* [Exercise]
Find the string "color" and gather every line that holds it.

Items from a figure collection
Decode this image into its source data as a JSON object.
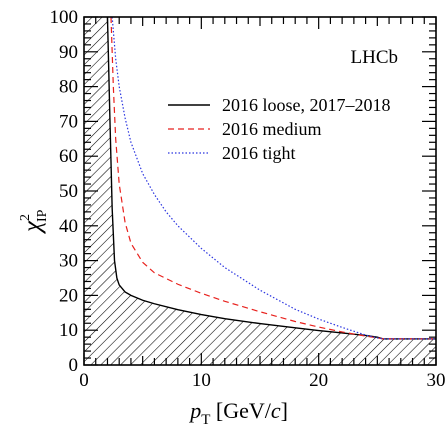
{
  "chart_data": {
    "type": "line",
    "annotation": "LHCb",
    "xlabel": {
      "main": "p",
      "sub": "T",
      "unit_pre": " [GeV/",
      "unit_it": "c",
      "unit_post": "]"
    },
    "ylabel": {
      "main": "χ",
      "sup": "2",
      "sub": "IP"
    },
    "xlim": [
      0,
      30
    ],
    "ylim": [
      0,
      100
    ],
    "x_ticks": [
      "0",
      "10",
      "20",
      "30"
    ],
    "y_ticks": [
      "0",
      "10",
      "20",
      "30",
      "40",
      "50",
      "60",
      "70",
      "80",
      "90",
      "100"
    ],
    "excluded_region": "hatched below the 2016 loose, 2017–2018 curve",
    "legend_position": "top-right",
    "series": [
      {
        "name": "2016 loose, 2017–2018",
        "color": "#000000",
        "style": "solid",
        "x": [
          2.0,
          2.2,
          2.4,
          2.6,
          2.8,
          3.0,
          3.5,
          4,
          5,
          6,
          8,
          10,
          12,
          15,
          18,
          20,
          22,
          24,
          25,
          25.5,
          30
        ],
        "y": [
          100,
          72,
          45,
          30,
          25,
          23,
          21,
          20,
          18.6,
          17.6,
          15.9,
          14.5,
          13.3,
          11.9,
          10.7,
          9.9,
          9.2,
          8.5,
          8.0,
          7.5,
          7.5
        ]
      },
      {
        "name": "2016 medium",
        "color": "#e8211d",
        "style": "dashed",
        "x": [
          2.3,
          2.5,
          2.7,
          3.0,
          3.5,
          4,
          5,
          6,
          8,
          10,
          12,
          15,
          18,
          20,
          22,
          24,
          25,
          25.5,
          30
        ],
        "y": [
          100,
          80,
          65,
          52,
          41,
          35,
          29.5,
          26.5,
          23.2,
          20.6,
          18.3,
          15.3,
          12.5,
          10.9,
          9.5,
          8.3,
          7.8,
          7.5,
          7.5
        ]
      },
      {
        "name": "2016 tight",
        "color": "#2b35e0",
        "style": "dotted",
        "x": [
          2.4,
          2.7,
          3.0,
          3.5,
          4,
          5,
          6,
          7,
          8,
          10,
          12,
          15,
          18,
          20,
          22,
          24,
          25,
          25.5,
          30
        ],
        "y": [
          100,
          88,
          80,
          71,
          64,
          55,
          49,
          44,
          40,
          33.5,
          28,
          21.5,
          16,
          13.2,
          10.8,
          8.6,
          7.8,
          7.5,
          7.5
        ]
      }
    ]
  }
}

---

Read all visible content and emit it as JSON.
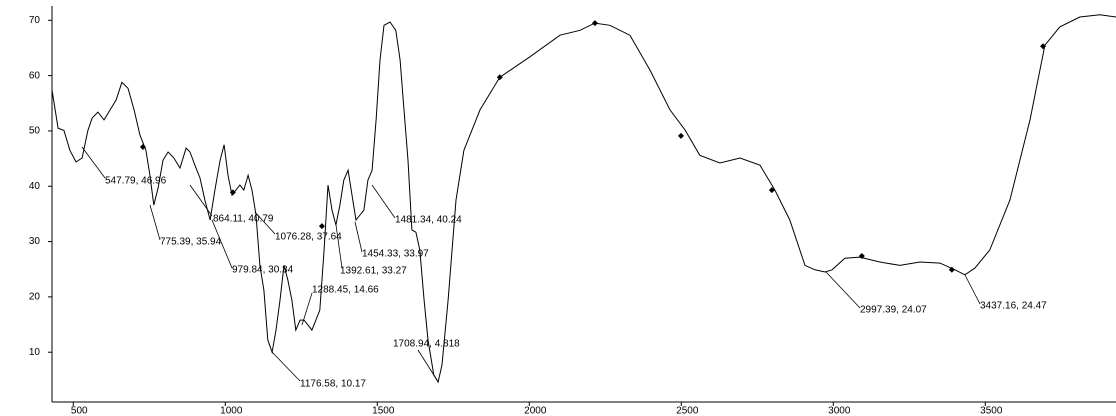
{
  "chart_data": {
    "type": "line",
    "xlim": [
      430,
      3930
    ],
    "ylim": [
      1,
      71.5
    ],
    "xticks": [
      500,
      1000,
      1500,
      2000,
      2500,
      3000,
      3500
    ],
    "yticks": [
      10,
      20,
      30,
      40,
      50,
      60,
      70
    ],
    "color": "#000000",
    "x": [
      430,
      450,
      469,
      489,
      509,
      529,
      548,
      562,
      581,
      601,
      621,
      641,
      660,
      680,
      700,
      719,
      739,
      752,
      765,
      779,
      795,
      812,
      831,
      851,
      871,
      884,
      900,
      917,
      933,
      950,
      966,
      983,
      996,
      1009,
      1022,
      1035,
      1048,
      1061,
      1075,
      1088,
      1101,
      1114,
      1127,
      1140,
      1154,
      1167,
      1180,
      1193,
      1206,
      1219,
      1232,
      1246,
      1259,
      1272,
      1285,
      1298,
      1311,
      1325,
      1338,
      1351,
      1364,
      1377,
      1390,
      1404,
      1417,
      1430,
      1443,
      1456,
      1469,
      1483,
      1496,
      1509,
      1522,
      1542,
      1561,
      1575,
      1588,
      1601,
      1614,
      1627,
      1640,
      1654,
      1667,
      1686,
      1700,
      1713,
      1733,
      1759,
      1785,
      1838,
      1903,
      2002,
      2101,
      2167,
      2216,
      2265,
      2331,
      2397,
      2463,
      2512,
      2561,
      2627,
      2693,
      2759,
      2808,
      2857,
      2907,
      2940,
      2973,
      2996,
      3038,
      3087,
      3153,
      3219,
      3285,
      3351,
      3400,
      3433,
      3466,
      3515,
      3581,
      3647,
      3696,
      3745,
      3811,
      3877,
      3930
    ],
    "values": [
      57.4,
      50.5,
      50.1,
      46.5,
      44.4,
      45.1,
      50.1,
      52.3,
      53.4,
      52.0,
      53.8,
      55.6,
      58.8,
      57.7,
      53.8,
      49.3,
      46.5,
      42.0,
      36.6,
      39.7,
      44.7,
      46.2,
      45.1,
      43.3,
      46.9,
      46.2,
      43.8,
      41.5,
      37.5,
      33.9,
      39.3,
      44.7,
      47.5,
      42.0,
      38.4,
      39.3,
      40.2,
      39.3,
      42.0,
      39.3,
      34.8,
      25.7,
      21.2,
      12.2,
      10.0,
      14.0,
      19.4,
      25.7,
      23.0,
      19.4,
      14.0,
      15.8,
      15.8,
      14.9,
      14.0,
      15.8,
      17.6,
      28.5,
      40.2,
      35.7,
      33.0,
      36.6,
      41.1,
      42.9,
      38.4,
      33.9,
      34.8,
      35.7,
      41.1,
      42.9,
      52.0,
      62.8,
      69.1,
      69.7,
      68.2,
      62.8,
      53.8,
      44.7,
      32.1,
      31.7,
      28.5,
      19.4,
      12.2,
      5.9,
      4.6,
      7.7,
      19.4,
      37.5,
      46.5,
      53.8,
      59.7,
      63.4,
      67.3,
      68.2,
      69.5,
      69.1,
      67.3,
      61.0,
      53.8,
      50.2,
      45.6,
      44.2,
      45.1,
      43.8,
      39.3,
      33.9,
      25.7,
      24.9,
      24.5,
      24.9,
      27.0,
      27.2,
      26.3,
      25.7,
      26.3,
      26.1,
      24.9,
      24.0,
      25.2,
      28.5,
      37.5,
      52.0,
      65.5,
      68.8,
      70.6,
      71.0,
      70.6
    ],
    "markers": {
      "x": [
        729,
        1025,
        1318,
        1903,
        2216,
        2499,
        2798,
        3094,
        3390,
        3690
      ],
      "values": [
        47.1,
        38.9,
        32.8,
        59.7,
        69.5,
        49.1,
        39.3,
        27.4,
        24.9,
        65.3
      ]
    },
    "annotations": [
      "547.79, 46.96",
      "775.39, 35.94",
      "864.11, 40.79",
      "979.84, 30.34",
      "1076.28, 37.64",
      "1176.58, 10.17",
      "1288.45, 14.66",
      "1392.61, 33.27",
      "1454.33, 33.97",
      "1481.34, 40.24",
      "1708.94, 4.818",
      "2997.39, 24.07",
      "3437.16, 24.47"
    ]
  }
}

* [Response to this task]
        "color": "#000000",
        "color": "#e8211d",
        "color": "#2b35e0",
    "color": "#000000",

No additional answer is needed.